## Directions for this task
According to the excerpt on the game's rules below, why does a damage roll yield only zero to four points of damage instead of being rolled directly as in other games? Answer in one to three sentences.

## Excerpt
::::

Some unique rules in the game are the Fray dice and how damage is dealt. Lets start with the Fray dice. The fray dice is rolled with every round. It represents the casual blows and how awesome you are. The fray die is rolled and the damage is dealt to lesser foes every turn. Lesser foes are foes with hit dice equal or less than your level. It starts out pretty fearsome and becomes more terrifying as you level. Damage is not rolled directly the way it is in other games. When you roll for damage you do from zero to four point depending on the roll. If your damage die(plus modifier) is a 1 you deal no damage, 2-5 is 1 damage, 6-9 is 2, and 10 or more is 4 damage. This is done because the monster do not have hit points(though the heroes do) instead damage is dealt directly to their hit dice. Which means your one hit dice monster will be taken out with one hit. Now some gifts allow you to read your damage dice "straight" which means you don't use the table and just subtract the number from the die from the hit dice of the monster. It is pretty awesome when that happens. As you can see this slight change makes the heroes incredibly powerful without having to adjust the numbers at all. It is an elegant solution to the issue of scaling.

Players also have access to a number of ways to alter their surroundings. They have influence and dominion. Influence is your ability to alter the world around you in a temporary way, so long as you keep a point of influence set aside that change remains, however when you take that influence back, the change goes back to how it was. There is a lot of advice on how to handle influence in game. Dominion is something you earn alongside XP when you attain goals and have adventures. Dominion allows you to make permanent changes to the world. It works like influence but it is spent and cannot be taken back. Both XP and Dominion must be spent in order to level up, so the game requires that you change the world in order to get more powerful. I like that.

::::

## Given data
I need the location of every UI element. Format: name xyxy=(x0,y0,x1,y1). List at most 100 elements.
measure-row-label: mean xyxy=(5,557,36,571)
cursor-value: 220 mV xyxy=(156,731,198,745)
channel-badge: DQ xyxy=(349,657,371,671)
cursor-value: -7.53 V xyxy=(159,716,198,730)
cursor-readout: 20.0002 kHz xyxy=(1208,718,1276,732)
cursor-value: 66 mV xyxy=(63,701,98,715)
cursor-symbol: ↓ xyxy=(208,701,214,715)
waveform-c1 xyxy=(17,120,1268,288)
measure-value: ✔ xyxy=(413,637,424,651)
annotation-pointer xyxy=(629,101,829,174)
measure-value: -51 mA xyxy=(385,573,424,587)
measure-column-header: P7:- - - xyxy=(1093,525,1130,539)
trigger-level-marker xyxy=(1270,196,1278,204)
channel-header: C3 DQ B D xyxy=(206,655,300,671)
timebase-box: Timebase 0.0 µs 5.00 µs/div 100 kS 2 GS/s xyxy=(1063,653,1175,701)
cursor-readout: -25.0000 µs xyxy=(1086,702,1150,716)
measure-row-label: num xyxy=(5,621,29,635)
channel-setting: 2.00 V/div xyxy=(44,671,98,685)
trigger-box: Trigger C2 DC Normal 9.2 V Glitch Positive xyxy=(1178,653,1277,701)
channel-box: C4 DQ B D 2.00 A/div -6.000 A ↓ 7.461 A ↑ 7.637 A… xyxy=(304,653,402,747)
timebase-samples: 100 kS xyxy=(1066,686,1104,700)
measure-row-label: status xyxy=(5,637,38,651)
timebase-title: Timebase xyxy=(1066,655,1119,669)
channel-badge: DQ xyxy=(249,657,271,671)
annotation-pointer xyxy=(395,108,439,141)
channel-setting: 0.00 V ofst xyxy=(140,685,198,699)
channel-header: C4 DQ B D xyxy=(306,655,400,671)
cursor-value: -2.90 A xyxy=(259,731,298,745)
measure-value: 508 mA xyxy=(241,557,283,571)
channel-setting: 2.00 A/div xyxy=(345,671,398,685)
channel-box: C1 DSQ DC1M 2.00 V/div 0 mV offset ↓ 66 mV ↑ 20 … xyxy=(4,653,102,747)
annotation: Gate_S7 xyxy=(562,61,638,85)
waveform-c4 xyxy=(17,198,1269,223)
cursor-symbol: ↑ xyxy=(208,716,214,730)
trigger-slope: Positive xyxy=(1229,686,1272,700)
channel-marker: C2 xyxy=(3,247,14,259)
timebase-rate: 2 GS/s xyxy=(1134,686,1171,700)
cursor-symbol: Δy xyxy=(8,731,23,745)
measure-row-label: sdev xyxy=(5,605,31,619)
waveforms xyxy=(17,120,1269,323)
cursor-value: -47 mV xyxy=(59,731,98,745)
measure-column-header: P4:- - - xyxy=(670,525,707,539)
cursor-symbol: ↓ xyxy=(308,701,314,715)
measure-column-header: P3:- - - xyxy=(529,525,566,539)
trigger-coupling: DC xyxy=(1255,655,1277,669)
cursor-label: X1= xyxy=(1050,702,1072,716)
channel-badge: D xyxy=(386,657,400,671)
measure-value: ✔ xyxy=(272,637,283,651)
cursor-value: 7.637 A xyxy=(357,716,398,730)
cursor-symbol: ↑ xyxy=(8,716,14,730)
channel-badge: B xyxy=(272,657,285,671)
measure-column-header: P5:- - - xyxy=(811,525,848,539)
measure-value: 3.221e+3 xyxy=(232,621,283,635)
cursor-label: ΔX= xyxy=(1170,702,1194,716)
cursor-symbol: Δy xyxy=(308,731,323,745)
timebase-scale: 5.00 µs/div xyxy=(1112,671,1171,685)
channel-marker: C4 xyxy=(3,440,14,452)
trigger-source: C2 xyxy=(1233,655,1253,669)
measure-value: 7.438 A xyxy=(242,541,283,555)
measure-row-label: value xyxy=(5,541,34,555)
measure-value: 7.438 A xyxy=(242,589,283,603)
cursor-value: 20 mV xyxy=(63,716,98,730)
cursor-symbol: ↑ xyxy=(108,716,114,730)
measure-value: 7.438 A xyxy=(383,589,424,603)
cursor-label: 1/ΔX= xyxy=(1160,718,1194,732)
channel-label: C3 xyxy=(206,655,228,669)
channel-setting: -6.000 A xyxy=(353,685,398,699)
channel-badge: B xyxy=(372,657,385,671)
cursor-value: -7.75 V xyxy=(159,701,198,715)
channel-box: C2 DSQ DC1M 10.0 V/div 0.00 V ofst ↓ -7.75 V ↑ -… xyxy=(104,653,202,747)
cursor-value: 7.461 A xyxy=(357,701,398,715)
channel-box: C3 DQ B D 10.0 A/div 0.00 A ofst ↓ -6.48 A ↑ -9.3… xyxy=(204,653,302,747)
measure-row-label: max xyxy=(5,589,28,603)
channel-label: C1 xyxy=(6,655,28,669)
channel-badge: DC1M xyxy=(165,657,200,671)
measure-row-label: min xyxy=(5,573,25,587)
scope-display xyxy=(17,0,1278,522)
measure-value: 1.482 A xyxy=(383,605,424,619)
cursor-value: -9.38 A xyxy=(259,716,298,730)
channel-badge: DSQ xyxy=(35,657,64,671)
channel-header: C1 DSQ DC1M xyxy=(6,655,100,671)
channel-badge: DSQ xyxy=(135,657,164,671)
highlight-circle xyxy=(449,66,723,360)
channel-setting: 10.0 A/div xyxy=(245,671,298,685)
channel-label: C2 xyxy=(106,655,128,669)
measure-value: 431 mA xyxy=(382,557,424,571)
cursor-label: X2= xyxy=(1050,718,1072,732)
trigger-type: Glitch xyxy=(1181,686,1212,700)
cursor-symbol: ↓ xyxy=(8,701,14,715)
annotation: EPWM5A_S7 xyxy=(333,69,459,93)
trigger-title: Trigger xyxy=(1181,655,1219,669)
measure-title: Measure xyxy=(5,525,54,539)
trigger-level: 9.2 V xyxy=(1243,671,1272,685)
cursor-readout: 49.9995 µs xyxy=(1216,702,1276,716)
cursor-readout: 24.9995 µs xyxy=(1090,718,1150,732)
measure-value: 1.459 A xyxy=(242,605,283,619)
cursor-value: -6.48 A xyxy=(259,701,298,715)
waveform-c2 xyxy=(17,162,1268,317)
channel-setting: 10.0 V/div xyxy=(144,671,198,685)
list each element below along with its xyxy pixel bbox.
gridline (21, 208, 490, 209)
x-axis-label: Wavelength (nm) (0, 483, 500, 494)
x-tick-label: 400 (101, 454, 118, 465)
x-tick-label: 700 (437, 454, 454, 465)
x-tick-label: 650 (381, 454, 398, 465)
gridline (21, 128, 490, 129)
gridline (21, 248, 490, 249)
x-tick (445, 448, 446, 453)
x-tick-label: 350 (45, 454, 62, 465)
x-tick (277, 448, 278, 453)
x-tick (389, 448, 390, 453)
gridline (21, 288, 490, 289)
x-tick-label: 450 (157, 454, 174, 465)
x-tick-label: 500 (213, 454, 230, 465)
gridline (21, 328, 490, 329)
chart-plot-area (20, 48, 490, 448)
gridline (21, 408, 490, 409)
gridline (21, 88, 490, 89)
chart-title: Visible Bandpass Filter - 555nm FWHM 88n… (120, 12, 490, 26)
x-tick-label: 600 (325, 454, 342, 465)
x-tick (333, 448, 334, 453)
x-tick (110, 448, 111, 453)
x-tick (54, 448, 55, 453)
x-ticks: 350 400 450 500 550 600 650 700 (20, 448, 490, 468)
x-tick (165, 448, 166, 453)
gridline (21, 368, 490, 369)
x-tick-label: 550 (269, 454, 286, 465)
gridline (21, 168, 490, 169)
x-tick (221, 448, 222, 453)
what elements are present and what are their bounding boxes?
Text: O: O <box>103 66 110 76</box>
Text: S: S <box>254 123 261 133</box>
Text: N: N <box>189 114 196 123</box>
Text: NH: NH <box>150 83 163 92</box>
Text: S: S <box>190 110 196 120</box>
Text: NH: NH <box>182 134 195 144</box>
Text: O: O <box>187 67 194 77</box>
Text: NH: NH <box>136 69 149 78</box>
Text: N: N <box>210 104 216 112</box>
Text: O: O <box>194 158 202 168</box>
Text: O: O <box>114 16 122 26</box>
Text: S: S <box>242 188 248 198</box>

::::

## Exercise result
Damage works this way because monsters do not have hit points. Damage is dealt directly to their hit dice instead, so a one-hit-die monster is taken out with a single hit.